Extracted material —

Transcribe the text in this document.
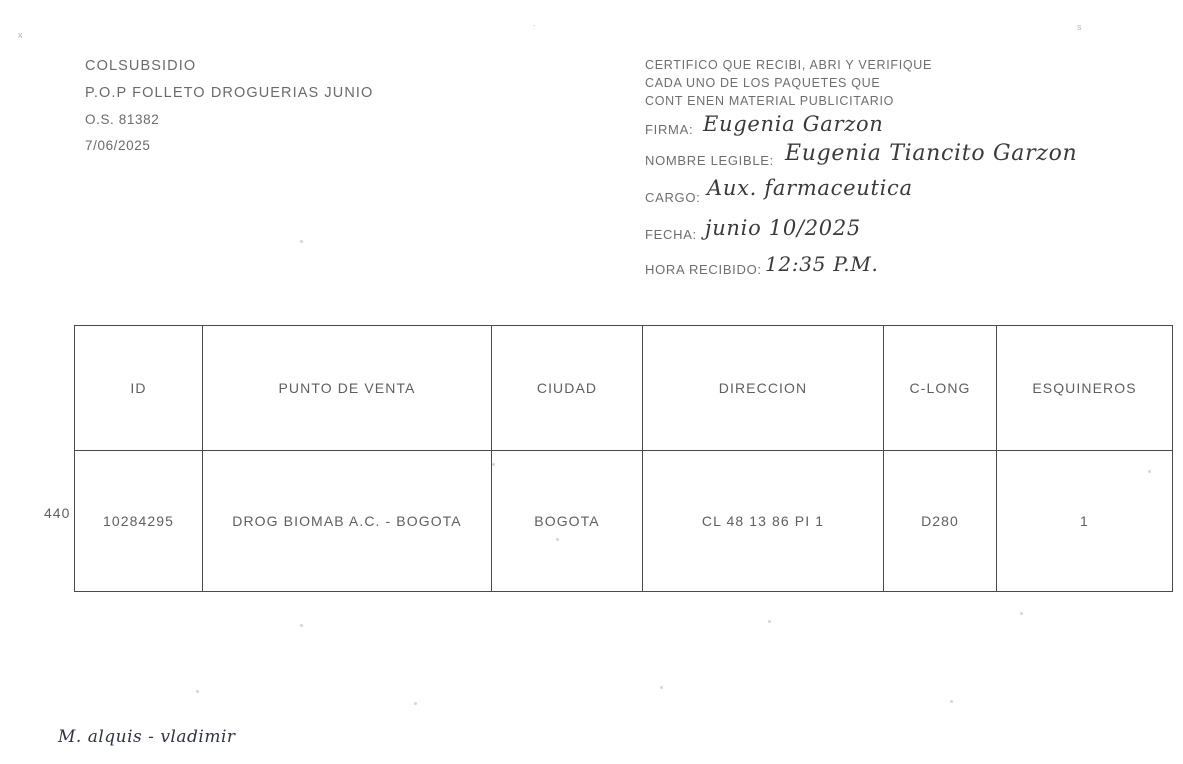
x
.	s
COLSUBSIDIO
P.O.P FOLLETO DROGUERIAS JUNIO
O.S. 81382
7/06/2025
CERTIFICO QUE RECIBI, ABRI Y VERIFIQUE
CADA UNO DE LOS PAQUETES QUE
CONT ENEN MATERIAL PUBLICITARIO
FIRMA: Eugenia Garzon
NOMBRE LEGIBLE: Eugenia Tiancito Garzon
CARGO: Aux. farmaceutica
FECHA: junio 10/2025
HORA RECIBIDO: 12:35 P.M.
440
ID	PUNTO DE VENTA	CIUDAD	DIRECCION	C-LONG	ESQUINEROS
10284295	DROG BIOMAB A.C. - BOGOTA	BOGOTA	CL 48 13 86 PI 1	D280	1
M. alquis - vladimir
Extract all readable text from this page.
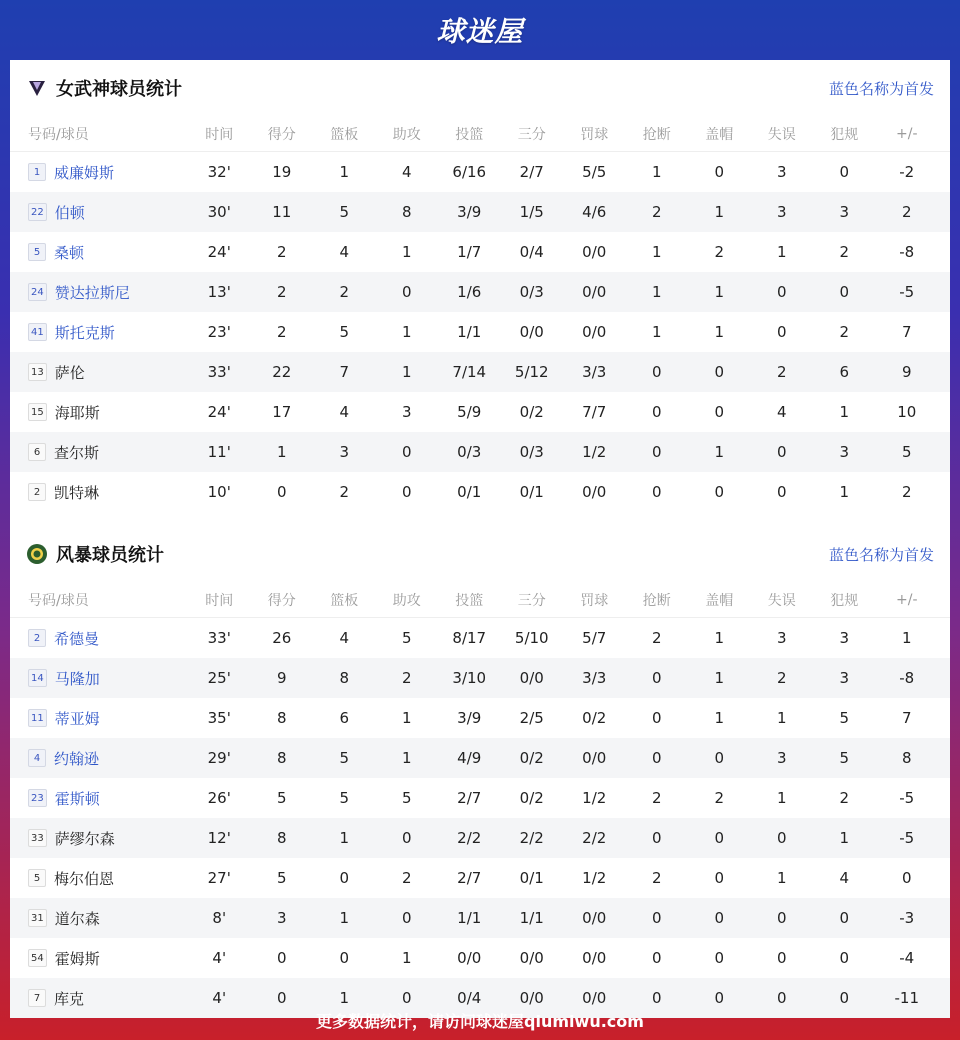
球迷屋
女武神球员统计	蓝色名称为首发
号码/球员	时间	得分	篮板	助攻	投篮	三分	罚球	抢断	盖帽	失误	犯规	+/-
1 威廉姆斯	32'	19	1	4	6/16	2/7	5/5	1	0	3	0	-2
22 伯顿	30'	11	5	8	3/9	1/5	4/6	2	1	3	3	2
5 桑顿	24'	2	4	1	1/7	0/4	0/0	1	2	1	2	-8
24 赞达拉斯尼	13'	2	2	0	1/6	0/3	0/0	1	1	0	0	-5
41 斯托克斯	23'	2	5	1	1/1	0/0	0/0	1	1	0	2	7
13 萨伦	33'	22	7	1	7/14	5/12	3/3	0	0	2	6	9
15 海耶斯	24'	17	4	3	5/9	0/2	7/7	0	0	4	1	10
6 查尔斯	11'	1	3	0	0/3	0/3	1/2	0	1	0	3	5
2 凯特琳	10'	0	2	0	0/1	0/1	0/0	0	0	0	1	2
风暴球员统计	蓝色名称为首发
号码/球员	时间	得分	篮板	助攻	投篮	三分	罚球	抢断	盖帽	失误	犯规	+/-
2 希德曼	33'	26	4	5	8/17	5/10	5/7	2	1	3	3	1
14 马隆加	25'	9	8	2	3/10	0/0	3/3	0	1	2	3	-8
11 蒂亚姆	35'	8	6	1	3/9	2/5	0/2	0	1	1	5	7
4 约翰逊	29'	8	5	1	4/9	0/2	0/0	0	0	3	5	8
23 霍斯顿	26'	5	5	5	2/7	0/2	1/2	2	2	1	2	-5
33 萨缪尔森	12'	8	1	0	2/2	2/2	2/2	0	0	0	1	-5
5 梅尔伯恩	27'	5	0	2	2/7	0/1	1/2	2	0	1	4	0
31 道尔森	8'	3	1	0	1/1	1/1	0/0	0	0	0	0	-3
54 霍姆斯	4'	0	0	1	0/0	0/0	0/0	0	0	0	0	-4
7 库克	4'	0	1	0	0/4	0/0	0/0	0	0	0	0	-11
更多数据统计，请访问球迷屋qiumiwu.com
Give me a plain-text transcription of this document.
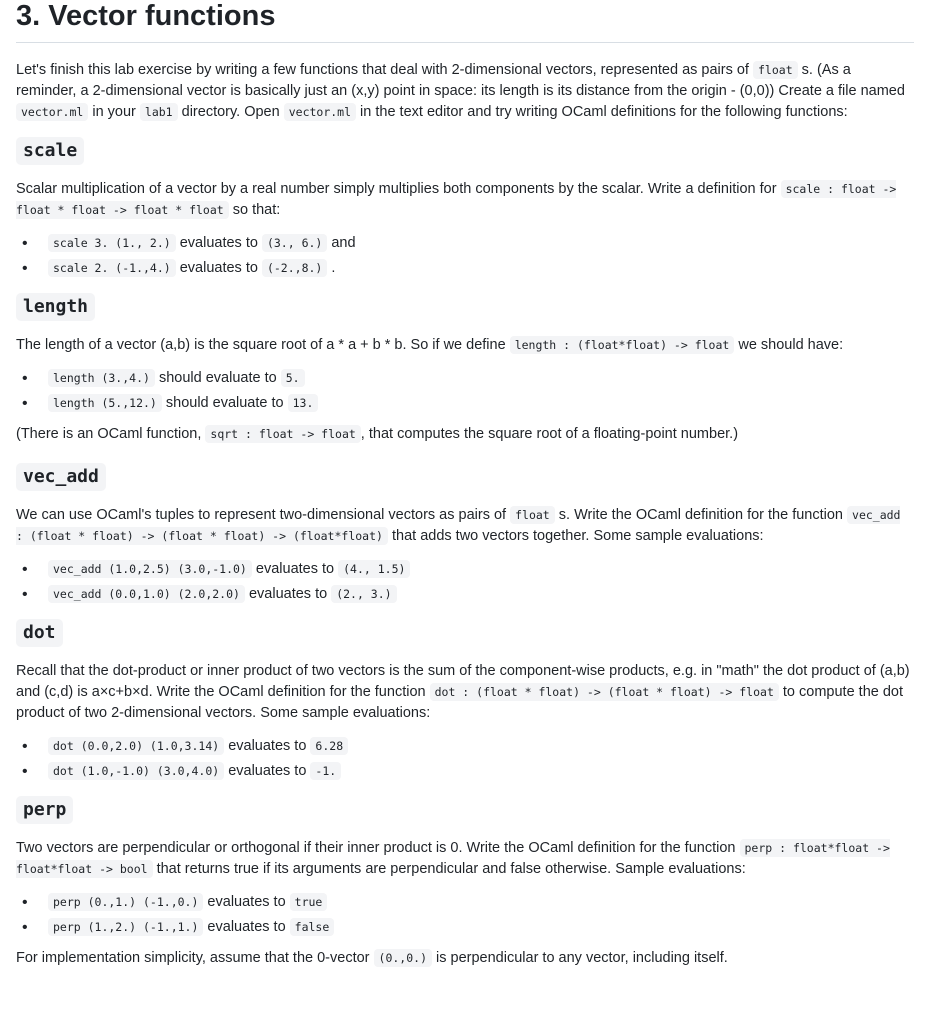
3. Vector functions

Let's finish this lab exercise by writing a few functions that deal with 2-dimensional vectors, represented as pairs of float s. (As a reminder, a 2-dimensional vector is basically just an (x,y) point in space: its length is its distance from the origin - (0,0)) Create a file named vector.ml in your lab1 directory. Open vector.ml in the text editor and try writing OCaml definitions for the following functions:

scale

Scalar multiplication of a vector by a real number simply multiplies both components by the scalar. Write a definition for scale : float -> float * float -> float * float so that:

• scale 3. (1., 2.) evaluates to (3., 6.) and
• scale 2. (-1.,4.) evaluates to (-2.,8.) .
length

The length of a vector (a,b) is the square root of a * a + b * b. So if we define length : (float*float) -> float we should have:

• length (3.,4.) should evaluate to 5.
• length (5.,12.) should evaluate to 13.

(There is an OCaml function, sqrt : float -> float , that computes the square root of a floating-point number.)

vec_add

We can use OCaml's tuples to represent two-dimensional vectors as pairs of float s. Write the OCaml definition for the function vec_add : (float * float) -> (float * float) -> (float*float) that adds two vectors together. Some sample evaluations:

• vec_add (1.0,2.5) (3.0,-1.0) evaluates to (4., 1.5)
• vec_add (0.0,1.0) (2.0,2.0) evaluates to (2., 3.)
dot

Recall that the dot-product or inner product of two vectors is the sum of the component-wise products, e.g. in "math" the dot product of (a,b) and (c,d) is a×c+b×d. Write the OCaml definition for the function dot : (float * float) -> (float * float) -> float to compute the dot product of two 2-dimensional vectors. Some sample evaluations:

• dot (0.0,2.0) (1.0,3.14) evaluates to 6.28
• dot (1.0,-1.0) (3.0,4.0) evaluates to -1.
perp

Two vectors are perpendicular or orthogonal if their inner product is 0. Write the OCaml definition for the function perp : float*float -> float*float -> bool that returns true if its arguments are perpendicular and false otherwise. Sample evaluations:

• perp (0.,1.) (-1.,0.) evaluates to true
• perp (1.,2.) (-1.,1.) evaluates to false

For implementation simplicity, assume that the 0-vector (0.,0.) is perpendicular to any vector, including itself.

Work to complete —
Every line above should be repeated exactly; pictures stay out of the copy.

Task answer —
Transcribe the text in this document.
x
.	s
COLSUBSIDIO
P.O.P FOLLETO DROGUERIAS JUNIO
O.S. 81382
7/06/2025
CERTIFICO QUE RECIBI, ABRI Y VERIFIQUE
CADA UNO DE LOS PAQUETES QUE
CONT ENEN MATERIAL PUBLICITARIO
FIRMA: Eugenia Garzon
NOMBRE LEGIBLE: Eugenia Tiancito Garzon
CARGO: Aux. farmaceutica
FECHA: junio 10/2025
HORA RECIBIDO: 12:35 P.M.
440
ID	PUNTO DE VENTA	CIUDAD	DIRECCION	C-LONG	ESQUINEROS
10284295	DROG BIOMAB A.C. - BOGOTA	BOGOTA	CL 48 13 86 PI 1	D280	1
M. alquis - vladimir
Extract all readable text from this page.
球迷屋
女武神球员统计	蓝色名称为首发
号码/球员	时间	得分	篮板	助攻	投篮	三分	罚球	抢断	盖帽	失误	犯规	+/-
1 威廉姆斯	32'	19	1	4	6/16	2/7	5/5	1	0	3	0	-2
22 伯顿	30'	11	5	8	3/9	1/5	4/6	2	1	3	3	2
5 桑顿	24'	2	4	1	1/7	0/4	0/0	1	2	1	2	-8
24 赞达拉斯尼	13'	2	2	0	1/6	0/3	0/0	1	1	0	0	-5
41 斯托克斯	23'	2	5	1	1/1	0/0	0/0	1	1	0	2	7
13 萨伦	33'	22	7	1	7/14	5/12	3/3	0	0	2	6	9
15 海耶斯	24'	17	4	3	5/9	0/2	7/7	0	0	4	1	10
6 查尔斯	11'	1	3	0	0/3	0/3	1/2	0	1	0	3	5
2 凯特琳	10'	0	2	0	0/1	0/1	0/0	0	0	0	1	2
风暴球员统计	蓝色名称为首发
号码/球员	时间	得分	篮板	助攻	投篮	三分	罚球	抢断	盖帽	失误	犯规	+/-
2 希德曼	33'	26	4	5	8/17	5/10	5/7	2	1	3	3	1
14 马隆加	25'	9	8	2	3/10	0/0	3/3	0	1	2	3	-8
11 蒂亚姆	35'	8	6	1	3/9	2/5	0/2	0	1	1	5	7
4 约翰逊	29'	8	5	1	4/9	0/2	0/0	0	0	3	5	8
23 霍斯顿	26'	5	5	5	2/7	0/2	1/2	2	2	1	2	-5
33 萨缪尔森	12'	8	1	0	2/2	2/2	2/2	0	0	0	1	-5
5 梅尔伯恩	27'	5	0	2	2/7	0/1	1/2	2	0	1	4	0
31 道尔森	8'	3	1	0	1/1	1/1	0/0	0	0	0	0	-3
54 霍姆斯	4'	0	0	1	0/0	0/0	0/0	0	0	0	0	-4
7 库克	4'	0	1	0	0/4	0/0	0/0	0	0	0	0	-11
更多数据统计，请访问球迷屋qiumiwu.com
Give me a plain-text transcription of this document.
3. Vector functions

Let's finish this lab exercise by writing a few functions that deal with 2-dimensional vectors, represented as pairs of float s. (As a reminder, a 2-dimensional vector is basically just an (x,y) point in space: its length is its distance from the origin - (0,0)) Create a file named vector.ml in your lab1 directory. Open vector.ml in the text editor and try writing OCaml definitions for the following functions:

scale

Scalar multiplication of a vector by a real number simply multiplies both components by the scalar. Write a definition for scale : float -> float * float -> float * float so that:

• scale 3. (1., 2.) evaluates to (3., 6.) and
• scale 2. (-1.,4.) evaluates to (-2.,8.) .
length

The length of a vector (a,b) is the square root of a * a + b * b. So if we define length : (float*float) -> float we should have:

• length (3.,4.) should evaluate to 5.
• length (5.,12.) should evaluate to 13.

(There is an OCaml function, sqrt : float -> float , that computes the square root of a floating-point number.)

vec_add

We can use OCaml's tuples to represent two-dimensional vectors as pairs of float s. Write the OCaml definition for the function vec_add : (float * float) -> (float * float) -> (float*float) that adds two vectors together. Some sample evaluations:

• vec_add (1.0,2.5) (3.0,-1.0) evaluates to (4., 1.5)
• vec_add (0.0,1.0) (2.0,2.0) evaluates to (2., 3.)
dot

Recall that the dot-product or inner product of two vectors is the sum of the component-wise products, e.g. in "math" the dot product of (a,b) and (c,d) is a×c+b×d. Write the OCaml definition for the function dot : (float * float) -> (float * float) -> float to compute the dot product of two 2-dimensional vectors. Some sample evaluations:

• dot (0.0,2.0) (1.0,3.14) evaluates to 6.28
• dot (1.0,-1.0) (3.0,4.0) evaluates to -1.
perp

Two vectors are perpendicular or orthogonal if their inner product is 0. Write the OCaml definition for the function perp : float*float -> float*float -> bool that returns true if its arguments are perpendicular and false otherwise. Sample evaluations:

• perp (0.,1.) (-1.,0.) evaluates to true
• perp (1.,2.) (-1.,1.) evaluates to false

For implementation simplicity, assume that the 0-vector (0.,0.) is perpendicular to any vector, including itself.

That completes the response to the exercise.